Although total T cell infiltration increased, CD4^+^ helper and CD8^+^ cytotoxic subsets were reduced, suggesting complex or transient immune modulation within the tumor microenvironment. Intriguingly, the data indicated the emergence of an unconventional double-negative (DN) T cell subset (CD3^+^CD4^−^CD8^−^), comprising 30–80% of CD3^+^ T cells within the tumor microenvironment but only a minor fraction in the spleen, suggesting tumor-specific expansion. DN T cell enrichment was highest in mice receiving AZD6738 with dual anti–PD1 dosing, implying local expansion driven by therapy and a potential role in the antitumor immune response under specific therapeutic conditions. DN T cells remain poorly characterized, but emerging evidence across multiple tumor types indicates that they can exert either pro- or antitumor effects, depending on the tumor context [62]. Although they represent only a small fraction (1–2%) of peripheral blood in NSCLC patients [63], they have been shown to infiltrate solid tumors [64] and, in xenograft models, their adoptive transfer suppresses tumor growth and prolongs survival [64]. Thus, harnessing DN T cells for adoptive cell therapy (ACT), either alone or in combination with immune checkpoint blockade, has emerged as a promising strategy [64,65]. Notably, in nasopharyngeal carcinoma intratumoral DN T cells interact with CD4^+^ and CD8^+^ tumor-infiltrating lymphocytes (TILs) through TGF-β, IL-10, and Fas/FasL signaling, thereby restricting their expansion [66]. Further studies will be needed to elucidate the mechanisms underlying these differential responses.
--------------------
### Task requirements
List every distinct reference number cited in the passage on double-negative T cells, each only once.

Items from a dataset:
--------------------
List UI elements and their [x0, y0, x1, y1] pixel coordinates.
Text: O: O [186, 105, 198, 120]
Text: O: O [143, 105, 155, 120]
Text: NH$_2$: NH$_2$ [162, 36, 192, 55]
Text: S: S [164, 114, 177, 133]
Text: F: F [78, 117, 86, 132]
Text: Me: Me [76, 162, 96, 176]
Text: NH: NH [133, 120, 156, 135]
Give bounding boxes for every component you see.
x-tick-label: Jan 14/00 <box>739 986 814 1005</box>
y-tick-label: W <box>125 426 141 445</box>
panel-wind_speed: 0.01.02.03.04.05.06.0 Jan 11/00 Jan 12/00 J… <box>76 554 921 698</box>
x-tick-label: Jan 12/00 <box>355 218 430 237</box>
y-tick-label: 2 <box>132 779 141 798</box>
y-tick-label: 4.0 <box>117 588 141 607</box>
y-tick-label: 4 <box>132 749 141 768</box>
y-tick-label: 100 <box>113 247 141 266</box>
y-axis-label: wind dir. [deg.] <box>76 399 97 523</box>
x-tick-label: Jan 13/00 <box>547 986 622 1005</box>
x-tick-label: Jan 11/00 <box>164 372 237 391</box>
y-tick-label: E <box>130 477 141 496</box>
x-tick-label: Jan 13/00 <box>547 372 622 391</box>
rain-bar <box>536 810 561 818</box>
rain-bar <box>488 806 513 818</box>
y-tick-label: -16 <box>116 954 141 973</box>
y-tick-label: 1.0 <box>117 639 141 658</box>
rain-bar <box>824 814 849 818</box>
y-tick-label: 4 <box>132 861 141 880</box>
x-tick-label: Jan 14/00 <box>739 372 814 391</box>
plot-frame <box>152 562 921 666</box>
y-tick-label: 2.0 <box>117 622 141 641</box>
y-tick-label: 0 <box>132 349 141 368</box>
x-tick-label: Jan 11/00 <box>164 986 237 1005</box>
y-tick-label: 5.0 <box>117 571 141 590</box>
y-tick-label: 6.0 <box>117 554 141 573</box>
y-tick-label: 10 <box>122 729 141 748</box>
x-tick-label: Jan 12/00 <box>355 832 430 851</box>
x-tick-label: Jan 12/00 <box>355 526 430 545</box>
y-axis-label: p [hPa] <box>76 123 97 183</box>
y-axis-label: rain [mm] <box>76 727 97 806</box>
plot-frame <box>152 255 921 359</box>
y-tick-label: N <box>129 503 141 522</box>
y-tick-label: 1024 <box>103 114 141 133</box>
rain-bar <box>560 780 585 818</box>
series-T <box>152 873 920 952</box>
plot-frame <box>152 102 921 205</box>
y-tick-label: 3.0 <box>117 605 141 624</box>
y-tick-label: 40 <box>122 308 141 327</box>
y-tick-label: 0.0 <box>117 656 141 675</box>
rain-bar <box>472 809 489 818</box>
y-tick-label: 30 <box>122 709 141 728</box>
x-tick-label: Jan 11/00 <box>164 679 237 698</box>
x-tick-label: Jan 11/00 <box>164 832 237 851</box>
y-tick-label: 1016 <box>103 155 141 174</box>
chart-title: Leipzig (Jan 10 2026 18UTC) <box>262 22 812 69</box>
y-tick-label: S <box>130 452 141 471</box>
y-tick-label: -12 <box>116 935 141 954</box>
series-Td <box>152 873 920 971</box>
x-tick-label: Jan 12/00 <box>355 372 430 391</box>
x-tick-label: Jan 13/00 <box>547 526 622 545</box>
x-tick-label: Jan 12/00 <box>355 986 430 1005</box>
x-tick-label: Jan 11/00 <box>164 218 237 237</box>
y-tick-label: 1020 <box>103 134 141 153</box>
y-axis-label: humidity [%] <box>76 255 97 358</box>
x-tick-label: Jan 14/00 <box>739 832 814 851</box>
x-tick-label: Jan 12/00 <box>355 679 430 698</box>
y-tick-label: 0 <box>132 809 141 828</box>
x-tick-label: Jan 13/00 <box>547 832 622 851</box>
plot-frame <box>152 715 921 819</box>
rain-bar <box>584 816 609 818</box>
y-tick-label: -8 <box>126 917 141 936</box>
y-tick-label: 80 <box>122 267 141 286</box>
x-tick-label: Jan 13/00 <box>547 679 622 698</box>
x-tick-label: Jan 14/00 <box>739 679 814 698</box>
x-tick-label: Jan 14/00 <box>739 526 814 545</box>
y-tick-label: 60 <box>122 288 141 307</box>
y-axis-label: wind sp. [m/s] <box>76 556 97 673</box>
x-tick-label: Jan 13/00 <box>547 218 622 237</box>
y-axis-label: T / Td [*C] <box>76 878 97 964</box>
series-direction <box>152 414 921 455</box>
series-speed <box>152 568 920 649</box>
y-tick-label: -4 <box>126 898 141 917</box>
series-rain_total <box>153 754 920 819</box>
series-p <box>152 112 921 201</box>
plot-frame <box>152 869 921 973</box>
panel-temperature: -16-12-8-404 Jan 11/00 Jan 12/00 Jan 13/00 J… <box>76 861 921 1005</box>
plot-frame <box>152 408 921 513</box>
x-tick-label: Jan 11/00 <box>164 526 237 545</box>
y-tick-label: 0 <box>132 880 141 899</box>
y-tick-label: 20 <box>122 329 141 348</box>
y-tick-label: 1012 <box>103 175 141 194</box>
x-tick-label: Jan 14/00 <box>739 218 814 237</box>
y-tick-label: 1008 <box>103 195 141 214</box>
--------------------
### Task solution
62, 63, 64, 65, 66